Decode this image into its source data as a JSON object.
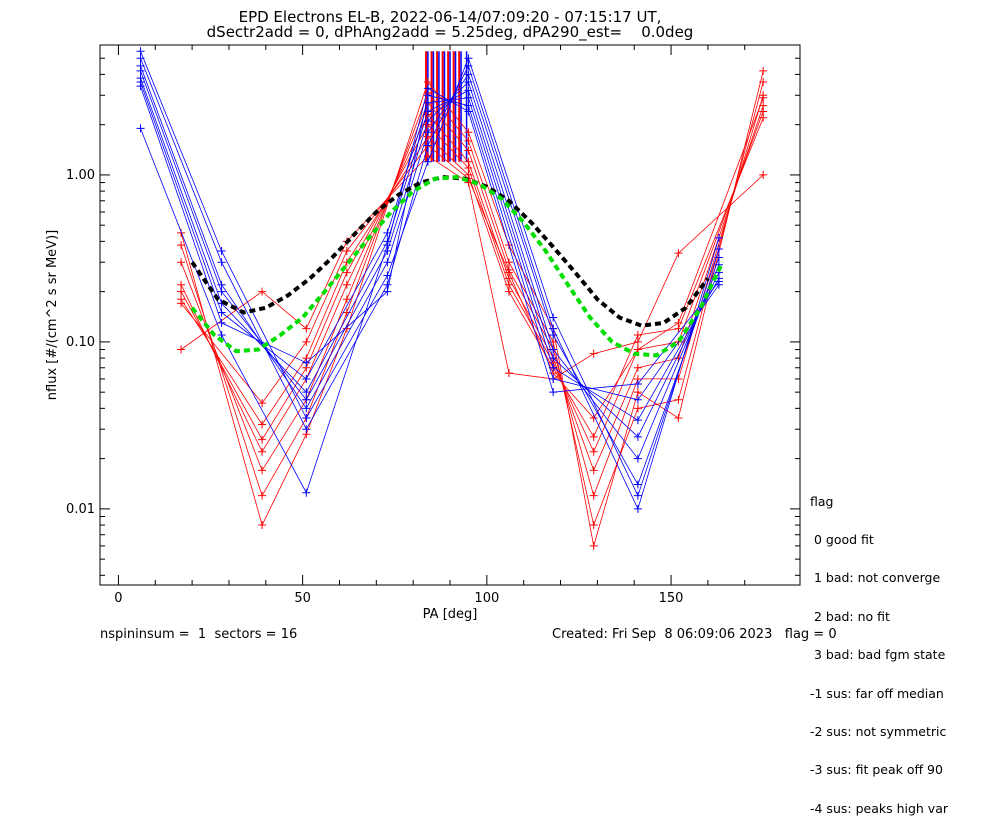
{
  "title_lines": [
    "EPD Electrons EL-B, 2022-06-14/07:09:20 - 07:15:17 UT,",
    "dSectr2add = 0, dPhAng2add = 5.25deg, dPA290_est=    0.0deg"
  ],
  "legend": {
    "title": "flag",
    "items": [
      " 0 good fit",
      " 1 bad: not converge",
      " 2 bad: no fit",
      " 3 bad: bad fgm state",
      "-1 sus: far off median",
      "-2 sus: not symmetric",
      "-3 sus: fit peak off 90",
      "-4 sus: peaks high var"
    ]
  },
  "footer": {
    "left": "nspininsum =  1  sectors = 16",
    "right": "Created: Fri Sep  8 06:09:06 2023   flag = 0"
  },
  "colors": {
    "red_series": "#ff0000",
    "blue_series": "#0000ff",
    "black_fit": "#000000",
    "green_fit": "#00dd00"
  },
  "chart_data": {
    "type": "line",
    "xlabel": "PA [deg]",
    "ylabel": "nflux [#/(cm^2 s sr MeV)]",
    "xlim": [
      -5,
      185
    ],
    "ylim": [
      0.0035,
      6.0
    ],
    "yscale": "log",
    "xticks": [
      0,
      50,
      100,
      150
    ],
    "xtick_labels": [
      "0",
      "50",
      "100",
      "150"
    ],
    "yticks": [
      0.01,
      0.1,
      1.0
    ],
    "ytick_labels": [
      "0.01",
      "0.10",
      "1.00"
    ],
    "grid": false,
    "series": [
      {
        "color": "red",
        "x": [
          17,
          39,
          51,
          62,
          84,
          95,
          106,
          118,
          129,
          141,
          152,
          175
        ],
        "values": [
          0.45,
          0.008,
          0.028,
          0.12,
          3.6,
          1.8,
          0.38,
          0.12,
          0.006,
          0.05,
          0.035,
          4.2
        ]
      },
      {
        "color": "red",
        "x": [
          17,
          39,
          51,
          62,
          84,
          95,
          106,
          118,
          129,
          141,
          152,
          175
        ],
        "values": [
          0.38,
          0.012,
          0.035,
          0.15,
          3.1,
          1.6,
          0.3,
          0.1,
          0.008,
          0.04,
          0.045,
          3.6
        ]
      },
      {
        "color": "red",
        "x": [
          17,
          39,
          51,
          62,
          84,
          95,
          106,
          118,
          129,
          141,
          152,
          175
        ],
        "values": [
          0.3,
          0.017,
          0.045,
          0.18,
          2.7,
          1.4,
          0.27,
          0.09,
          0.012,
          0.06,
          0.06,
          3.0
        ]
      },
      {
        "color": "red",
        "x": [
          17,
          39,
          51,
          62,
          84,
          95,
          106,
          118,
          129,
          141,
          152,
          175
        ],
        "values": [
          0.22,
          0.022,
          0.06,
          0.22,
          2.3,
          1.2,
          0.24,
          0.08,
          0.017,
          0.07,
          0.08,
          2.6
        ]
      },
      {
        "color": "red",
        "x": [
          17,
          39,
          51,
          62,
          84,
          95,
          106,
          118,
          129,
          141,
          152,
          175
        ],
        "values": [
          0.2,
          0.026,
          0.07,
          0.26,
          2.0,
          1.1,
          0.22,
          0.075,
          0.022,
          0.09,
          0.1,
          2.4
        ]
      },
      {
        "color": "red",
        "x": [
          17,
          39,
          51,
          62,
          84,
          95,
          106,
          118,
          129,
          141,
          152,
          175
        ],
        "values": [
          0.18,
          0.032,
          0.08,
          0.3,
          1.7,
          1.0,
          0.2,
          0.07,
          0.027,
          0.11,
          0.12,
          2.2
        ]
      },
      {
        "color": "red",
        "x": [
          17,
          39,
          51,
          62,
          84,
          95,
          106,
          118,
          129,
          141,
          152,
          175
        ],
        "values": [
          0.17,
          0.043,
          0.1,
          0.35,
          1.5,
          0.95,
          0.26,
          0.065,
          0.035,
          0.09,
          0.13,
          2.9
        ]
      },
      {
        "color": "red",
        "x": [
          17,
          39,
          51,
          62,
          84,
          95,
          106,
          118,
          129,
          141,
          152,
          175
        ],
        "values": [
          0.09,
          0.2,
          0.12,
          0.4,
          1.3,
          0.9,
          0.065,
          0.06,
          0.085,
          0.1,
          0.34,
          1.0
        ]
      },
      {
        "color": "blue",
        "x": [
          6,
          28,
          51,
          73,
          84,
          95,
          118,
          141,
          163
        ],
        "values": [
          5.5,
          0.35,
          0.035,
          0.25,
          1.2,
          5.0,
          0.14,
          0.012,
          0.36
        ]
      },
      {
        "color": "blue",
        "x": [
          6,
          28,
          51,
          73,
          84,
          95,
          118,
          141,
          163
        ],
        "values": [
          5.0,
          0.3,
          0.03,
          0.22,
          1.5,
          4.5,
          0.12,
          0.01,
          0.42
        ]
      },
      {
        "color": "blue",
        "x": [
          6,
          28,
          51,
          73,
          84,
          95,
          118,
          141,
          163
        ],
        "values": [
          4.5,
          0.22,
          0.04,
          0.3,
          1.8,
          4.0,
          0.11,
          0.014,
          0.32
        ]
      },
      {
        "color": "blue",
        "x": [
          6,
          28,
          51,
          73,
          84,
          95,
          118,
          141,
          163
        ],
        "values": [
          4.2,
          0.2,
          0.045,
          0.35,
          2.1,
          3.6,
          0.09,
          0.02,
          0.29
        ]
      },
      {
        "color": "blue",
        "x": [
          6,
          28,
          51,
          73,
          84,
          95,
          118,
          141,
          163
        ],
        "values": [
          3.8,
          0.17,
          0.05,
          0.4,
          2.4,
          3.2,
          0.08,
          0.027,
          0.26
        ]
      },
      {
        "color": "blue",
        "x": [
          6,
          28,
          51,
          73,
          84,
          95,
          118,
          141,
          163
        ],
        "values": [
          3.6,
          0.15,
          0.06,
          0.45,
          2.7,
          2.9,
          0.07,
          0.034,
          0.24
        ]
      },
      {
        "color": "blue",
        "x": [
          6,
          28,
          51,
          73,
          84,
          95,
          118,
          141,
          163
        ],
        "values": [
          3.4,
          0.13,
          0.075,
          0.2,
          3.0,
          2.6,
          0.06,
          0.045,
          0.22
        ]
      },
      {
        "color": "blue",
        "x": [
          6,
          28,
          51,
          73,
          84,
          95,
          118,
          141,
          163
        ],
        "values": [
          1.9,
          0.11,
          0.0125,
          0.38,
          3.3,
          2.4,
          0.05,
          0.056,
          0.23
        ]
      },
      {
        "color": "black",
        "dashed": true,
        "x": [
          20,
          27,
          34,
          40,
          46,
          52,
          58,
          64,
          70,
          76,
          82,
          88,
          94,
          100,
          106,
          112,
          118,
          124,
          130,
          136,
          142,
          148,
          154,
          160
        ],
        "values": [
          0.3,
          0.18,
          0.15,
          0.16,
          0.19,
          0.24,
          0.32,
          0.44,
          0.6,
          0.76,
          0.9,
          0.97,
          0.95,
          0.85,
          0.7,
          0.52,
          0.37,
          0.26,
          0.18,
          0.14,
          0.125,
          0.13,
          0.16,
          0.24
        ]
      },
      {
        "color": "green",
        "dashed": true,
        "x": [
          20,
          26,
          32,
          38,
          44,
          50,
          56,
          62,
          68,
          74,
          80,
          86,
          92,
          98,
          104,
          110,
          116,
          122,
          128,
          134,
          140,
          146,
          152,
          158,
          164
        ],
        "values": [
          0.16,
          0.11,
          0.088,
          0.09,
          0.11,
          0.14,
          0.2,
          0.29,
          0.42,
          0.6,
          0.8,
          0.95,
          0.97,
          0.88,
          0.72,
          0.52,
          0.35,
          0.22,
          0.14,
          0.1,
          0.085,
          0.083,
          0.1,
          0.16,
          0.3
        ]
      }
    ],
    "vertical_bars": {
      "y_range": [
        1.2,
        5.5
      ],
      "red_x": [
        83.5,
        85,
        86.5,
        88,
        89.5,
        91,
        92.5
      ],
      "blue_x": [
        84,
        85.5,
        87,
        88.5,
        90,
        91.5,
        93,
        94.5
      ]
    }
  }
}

Exercise - Find the word "flag" in the data and show each line that holds it.

Finished exercise -
    "title": "flag",
    "right": "Created: Fri Sep  8 06:09:06 2023   flag = 0"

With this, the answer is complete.